* **Problem description**
In the data below, find each line containing the string "JSON" and return it.

* **Supplied material**

────────

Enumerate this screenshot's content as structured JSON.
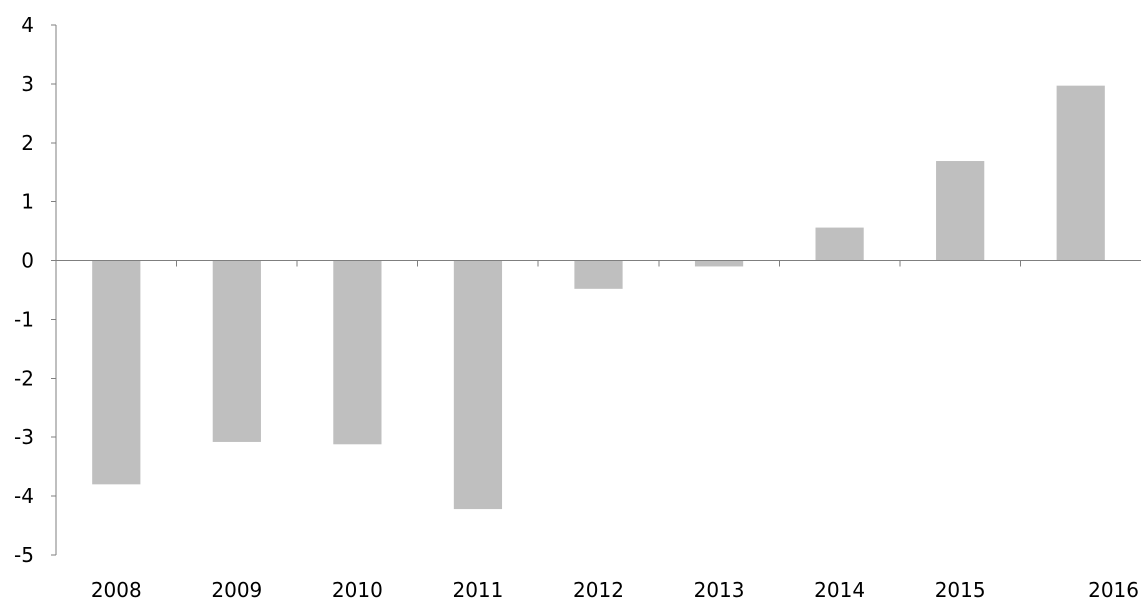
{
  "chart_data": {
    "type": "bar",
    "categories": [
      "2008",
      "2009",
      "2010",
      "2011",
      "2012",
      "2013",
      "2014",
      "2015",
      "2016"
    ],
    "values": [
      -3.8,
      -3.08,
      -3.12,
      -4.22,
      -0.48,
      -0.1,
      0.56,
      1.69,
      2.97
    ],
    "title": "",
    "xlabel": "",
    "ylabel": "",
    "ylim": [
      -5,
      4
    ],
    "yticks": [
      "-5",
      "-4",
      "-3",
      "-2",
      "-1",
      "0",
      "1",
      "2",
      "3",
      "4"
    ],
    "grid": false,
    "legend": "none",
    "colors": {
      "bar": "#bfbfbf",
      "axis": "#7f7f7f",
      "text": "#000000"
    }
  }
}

────────

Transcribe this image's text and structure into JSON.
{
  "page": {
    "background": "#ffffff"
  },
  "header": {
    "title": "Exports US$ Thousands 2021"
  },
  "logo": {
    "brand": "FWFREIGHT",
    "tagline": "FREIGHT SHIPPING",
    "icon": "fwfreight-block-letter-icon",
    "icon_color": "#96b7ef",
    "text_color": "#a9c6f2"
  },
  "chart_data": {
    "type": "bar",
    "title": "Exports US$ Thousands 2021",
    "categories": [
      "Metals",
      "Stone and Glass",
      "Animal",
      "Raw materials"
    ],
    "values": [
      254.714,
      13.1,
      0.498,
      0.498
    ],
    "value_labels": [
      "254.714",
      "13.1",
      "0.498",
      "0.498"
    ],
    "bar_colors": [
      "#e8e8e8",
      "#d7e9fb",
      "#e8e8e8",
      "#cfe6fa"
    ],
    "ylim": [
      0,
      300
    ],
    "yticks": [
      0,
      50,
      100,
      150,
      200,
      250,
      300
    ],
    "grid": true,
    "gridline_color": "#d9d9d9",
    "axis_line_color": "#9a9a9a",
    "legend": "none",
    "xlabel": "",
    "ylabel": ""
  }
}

────────

* **Answer to this task**
Enumerate this screenshot's content as structured JSON.
Transcribe this image's text and structure into JSON.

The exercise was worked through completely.